### Aim of the task
Swap "ellipse" for "oval" wherever it occurs in the lines below, and reproduce the lines with everything else unchanged.

### Material to process
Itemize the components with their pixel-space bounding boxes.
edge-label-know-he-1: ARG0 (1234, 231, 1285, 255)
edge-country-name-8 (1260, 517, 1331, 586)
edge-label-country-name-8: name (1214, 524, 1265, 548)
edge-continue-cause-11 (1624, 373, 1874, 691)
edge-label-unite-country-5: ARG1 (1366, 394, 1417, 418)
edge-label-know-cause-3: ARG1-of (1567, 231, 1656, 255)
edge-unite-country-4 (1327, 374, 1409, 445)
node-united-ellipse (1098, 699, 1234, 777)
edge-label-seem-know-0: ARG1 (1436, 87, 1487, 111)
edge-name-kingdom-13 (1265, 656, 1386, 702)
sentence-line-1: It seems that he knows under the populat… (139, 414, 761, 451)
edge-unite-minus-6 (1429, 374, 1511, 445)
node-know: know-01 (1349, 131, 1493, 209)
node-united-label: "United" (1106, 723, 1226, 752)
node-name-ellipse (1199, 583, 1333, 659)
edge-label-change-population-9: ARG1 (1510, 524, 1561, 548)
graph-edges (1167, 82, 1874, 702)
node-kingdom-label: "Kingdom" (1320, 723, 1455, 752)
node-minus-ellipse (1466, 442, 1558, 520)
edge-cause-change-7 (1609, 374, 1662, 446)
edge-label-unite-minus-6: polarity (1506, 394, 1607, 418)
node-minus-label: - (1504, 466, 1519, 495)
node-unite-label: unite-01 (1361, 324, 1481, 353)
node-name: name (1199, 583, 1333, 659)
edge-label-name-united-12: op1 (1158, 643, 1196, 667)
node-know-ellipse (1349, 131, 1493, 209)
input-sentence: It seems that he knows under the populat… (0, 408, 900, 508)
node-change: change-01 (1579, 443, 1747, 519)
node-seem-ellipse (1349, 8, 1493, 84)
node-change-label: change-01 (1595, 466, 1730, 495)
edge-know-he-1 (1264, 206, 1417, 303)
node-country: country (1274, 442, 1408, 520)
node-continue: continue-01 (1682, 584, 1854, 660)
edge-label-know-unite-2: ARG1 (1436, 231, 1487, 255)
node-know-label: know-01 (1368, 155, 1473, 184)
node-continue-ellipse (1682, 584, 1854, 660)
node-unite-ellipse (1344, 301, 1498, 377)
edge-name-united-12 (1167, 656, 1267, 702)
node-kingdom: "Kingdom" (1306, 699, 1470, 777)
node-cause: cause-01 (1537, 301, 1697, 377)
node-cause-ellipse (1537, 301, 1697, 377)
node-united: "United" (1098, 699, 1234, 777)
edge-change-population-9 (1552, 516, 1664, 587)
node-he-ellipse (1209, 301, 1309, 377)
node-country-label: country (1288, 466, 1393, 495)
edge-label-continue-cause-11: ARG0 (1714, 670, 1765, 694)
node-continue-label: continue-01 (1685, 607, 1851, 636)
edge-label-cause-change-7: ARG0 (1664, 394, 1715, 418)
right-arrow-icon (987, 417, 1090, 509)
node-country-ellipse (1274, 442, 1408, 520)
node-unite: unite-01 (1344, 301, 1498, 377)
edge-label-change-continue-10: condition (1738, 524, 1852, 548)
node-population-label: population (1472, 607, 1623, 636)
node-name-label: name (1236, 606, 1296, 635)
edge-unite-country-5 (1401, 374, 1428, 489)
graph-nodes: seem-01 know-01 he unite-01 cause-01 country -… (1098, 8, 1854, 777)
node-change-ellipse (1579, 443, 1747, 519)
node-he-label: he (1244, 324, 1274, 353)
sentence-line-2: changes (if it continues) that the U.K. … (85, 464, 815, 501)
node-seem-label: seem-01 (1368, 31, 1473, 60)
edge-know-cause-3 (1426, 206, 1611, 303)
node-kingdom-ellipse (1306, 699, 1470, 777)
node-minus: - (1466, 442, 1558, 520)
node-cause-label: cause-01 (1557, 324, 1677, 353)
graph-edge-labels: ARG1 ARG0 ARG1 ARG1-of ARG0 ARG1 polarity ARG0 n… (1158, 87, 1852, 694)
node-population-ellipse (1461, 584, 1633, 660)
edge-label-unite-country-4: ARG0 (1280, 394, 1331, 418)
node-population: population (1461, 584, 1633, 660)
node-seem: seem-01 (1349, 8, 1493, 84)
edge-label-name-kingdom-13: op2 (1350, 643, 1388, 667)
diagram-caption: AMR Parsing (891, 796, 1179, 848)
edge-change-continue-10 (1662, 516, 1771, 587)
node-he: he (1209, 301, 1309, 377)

### Written answer
Itemize the components with their pixel-space bounding boxes.
edge-label-know-he-1: ARG0 (1234, 231, 1285, 255)
edge-country-name-8 (1260, 517, 1331, 586)
edge-label-country-name-8: name (1214, 524, 1265, 548)
edge-continue-cause-11 (1624, 373, 1874, 691)
edge-label-unite-country-5: ARG1 (1366, 394, 1417, 418)
edge-label-know-cause-3: ARG1-of (1567, 231, 1656, 255)
edge-unite-country-4 (1327, 374, 1409, 445)
node-united-oval (1098, 699, 1234, 777)
edge-label-seem-know-0: ARG1 (1436, 87, 1487, 111)
edge-name-kingdom-13 (1265, 656, 1386, 702)
sentence-line-1: It seems that he knows under the populat… (139, 414, 761, 451)
edge-unite-minus-6 (1429, 374, 1511, 445)
node-know: know-01 (1349, 131, 1493, 209)
node-united-label: "United" (1106, 723, 1226, 752)
node-name-oval (1199, 583, 1333, 659)
edge-label-change-population-9: ARG1 (1510, 524, 1561, 548)
graph-edges (1167, 82, 1874, 702)
node-kingdom-label: "Kingdom" (1320, 723, 1455, 752)
node-minus-oval (1466, 442, 1558, 520)
edge-cause-change-7 (1609, 374, 1662, 446)
edge-label-unite-minus-6: polarity (1506, 394, 1607, 418)
node-minus-label: - (1504, 466, 1519, 495)
node-unite-label: unite-01 (1361, 324, 1481, 353)
node-name: name (1199, 583, 1333, 659)
edge-label-name-united-12: op1 (1158, 643, 1196, 667)
node-know-oval (1349, 131, 1493, 209)
input-sentence: It seems that he knows under the populat… (0, 408, 900, 508)
node-change: change-01 (1579, 443, 1747, 519)
node-seem-oval (1349, 8, 1493, 84)
node-change-label: change-01 (1595, 466, 1730, 495)
edge-know-he-1 (1264, 206, 1417, 303)
node-country: country (1274, 442, 1408, 520)
node-continue: continue-01 (1682, 584, 1854, 660)
edge-label-know-unite-2: ARG1 (1436, 231, 1487, 255)
node-know-label: know-01 (1368, 155, 1473, 184)
node-continue-oval (1682, 584, 1854, 660)
node-unite-oval (1344, 301, 1498, 377)
edge-name-united-12 (1167, 656, 1267, 702)
node-kingdom: "Kingdom" (1306, 699, 1470, 777)
node-cause: cause-01 (1537, 301, 1697, 377)
node-cause-oval (1537, 301, 1697, 377)
node-united: "United" (1098, 699, 1234, 777)
edge-change-population-9 (1552, 516, 1664, 587)
node-he-oval (1209, 301, 1309, 377)
node-country-label: country (1288, 466, 1393, 495)
edge-label-continue-cause-11: ARG0 (1714, 670, 1765, 694)
node-continue-label: continue-01 (1685, 607, 1851, 636)
edge-label-cause-change-7: ARG0 (1664, 394, 1715, 418)
right-arrow-icon (987, 417, 1090, 509)
node-country-oval (1274, 442, 1408, 520)
node-unite: unite-01 (1344, 301, 1498, 377)
edge-label-change-continue-10: condition (1738, 524, 1852, 548)
node-population-label: population (1472, 607, 1623, 636)
node-name-label: name (1236, 606, 1296, 635)
edge-unite-country-5 (1401, 374, 1428, 489)
graph-nodes: seem-01 know-01 he unite-01 cause-01 country -… (1098, 8, 1854, 777)
node-change-oval (1579, 443, 1747, 519)
node-he-label: he (1244, 324, 1274, 353)
sentence-line-2: changes (if it continues) that the U.K. … (85, 464, 815, 501)
node-seem-label: seem-01 (1368, 31, 1473, 60)
edge-know-cause-3 (1426, 206, 1611, 303)
node-kingdom-oval (1306, 699, 1470, 777)
node-minus: - (1466, 442, 1558, 520)
node-cause-label: cause-01 (1557, 324, 1677, 353)
graph-edge-labels: ARG1 ARG0 ARG1 ARG1-of ARG0 ARG1 polarity ARG0 n… (1158, 87, 1852, 694)
node-population-oval (1461, 584, 1633, 660)
edge-label-unite-country-4: ARG0 (1280, 394, 1331, 418)
node-population: population (1461, 584, 1633, 660)
node-seem: seem-01 (1349, 8, 1493, 84)
edge-label-name-kingdom-13: op2 (1350, 643, 1388, 667)
diagram-caption: AMR Parsing (891, 796, 1179, 848)
edge-change-continue-10 (1662, 516, 1771, 587)
node-he: he (1209, 301, 1309, 377)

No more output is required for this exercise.